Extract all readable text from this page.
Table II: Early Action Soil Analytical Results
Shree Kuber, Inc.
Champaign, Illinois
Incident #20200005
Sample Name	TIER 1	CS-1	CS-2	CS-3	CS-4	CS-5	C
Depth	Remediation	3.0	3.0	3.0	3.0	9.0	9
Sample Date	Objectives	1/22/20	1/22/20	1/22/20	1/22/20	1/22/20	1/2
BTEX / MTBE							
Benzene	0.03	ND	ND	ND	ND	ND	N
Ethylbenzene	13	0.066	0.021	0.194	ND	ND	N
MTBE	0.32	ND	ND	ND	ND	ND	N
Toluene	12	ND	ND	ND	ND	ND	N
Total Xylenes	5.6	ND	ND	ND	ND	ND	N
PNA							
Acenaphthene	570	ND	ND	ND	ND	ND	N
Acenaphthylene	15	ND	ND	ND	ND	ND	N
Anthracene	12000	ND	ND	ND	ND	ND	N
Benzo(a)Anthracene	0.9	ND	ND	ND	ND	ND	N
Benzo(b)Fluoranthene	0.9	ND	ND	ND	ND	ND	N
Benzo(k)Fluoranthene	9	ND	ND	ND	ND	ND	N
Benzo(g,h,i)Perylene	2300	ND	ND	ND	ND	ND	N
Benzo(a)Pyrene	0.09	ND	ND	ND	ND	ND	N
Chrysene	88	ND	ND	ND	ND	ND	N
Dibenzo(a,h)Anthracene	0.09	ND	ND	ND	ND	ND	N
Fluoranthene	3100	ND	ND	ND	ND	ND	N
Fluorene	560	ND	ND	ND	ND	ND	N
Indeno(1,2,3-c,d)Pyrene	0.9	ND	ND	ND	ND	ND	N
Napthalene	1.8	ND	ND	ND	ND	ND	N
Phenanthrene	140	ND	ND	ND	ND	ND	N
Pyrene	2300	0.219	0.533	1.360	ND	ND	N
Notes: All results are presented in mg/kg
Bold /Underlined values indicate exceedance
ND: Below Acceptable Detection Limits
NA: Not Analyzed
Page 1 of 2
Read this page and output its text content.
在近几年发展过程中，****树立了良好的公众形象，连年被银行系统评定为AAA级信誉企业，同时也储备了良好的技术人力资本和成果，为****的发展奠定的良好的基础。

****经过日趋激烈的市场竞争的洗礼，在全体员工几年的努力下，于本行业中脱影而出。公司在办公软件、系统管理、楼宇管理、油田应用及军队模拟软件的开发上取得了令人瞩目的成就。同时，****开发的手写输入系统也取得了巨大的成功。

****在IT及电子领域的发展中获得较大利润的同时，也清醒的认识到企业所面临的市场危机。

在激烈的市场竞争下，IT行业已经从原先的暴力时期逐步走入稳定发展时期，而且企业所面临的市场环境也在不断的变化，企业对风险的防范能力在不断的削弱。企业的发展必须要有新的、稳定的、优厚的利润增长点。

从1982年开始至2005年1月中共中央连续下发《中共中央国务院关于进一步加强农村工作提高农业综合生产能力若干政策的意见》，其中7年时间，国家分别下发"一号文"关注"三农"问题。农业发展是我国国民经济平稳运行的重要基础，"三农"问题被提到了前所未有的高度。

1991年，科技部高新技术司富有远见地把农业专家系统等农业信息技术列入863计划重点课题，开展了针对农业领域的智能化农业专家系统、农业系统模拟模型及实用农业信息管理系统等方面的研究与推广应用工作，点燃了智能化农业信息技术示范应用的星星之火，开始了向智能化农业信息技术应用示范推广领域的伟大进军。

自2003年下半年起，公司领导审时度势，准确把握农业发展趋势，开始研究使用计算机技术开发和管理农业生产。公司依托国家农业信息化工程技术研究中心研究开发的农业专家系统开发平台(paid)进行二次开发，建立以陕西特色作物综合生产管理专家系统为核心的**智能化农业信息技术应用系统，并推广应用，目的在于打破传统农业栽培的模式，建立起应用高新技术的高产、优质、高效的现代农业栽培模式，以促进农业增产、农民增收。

▬▬▬▬▬▬▬▬▬▬

**TASK BRIEF**
Write all of the records out again exactly.

**SOLUTION TO THE EXERCISE**
Extract all readable text from this page.
Table II: Early Action Soil Analytical Results
Shree Kuber, Inc.
Champaign, Illinois
Incident #20200005
Sample Name	TIER 1	CS-1	CS-2	CS-3	CS-4	CS-5	C
Depth	Remediation	3.0	3.0	3.0	3.0	9.0	9
Sample Date	Objectives	1/22/20	1/22/20	1/22/20	1/22/20	1/22/20	1/2
BTEX / MTBE							
Benzene	0.03	ND	ND	ND	ND	ND	N
Ethylbenzene	13	0.066	0.021	0.194	ND	ND	N
MTBE	0.32	ND	ND	ND	ND	ND	N
Toluene	12	ND	ND	ND	ND	ND	N
Total Xylenes	5.6	ND	ND	ND	ND	ND	N
PNA							
Acenaphthene	570	ND	ND	ND	ND	ND	N
Acenaphthylene	15	ND	ND	ND	ND	ND	N
Anthracene	12000	ND	ND	ND	ND	ND	N
Benzo(a)Anthracene	0.9	ND	ND	ND	ND	ND	N
Benzo(b)Fluoranthene	0.9	ND	ND	ND	ND	ND	N
Benzo(k)Fluoranthene	9	ND	ND	ND	ND	ND	N
Benzo(g,h,i)Perylene	2300	ND	ND	ND	ND	ND	N
Benzo(a)Pyrene	0.09	ND	ND	ND	ND	ND	N
Chrysene	88	ND	ND	ND	ND	ND	N
Dibenzo(a,h)Anthracene	0.09	ND	ND	ND	ND	ND	N
Fluoranthene	3100	ND	ND	ND	ND	ND	N
Fluorene	560	ND	ND	ND	ND	ND	N
Indeno(1,2,3-c,d)Pyrene	0.9	ND	ND	ND	ND	ND	N
Napthalene	1.8	ND	ND	ND	ND	ND	N
Phenanthrene	140	ND	ND	ND	ND	ND	N
Pyrene	2300	0.219	0.533	1.360	ND	ND	N
Notes: All results are presented in mg/kg
Bold /Underlined values indicate exceedance
ND: Below Acceptable Detection Limits
NA: Not Analyzed
Page 1 of 2
Read this page and output its text content.
在近几年发展过程中，****树立了良好的公众形象，连年被银行系统评定为AAA级信誉企业，同时也储备了良好的技术人力资本和成果，为****的发展奠定的良好的基础。

****经过日趋激烈的市场竞争的洗礼，在全体员工几年的努力下，于本行业中脱影而出。公司在办公软件、系统管理、楼宇管理、油田应用及军队模拟软件的开发上取得了令人瞩目的成就。同时，****开发的手写输入系统也取得了巨大的成功。

****在IT及电子领域的发展中获得较大利润的同时，也清醒的认识到企业所面临的市场危机。

在激烈的市场竞争下，IT行业已经从原先的暴力时期逐步走入稳定发展时期，而且企业所面临的市场环境也在不断的变化，企业对风险的防范能力在不断的削弱。企业的发展必须要有新的、稳定的、优厚的利润增长点。

从1982年开始至2005年1月中共中央连续下发《中共中央国务院关于进一步加强农村工作提高农业综合生产能力若干政策的意见》，其中7年时间，国家分别下发"一号文"关注"三农"问题。农业发展是我国国民经济平稳运行的重要基础，"三农"问题被提到了前所未有的高度。

1991年，科技部高新技术司富有远见地把农业专家系统等农业信息技术列入863计划重点课题，开展了针对农业领域的智能化农业专家系统、农业系统模拟模型及实用农业信息管理系统等方面的研究与推广应用工作，点燃了智能化农业信息技术示范应用的星星之火，开始了向智能化农业信息技术应用示范推广领域的伟大进军。

自2003年下半年起，公司领导审时度势，准确把握农业发展趋势，开始研究使用计算机技术开发和管理农业生产。公司依托国家农业信息化工程技术研究中心研究开发的农业专家系统开发平台(paid)进行二次开发，建立以陕西特色作物综合生产管理专家系统为核心的**智能化农业信息技术应用系统，并推广应用，目的在于打破传统农业栽培的模式，建立起应用高新技术的高产、优质、高效的现代农业栽培模式，以促进农业增产、农民增收。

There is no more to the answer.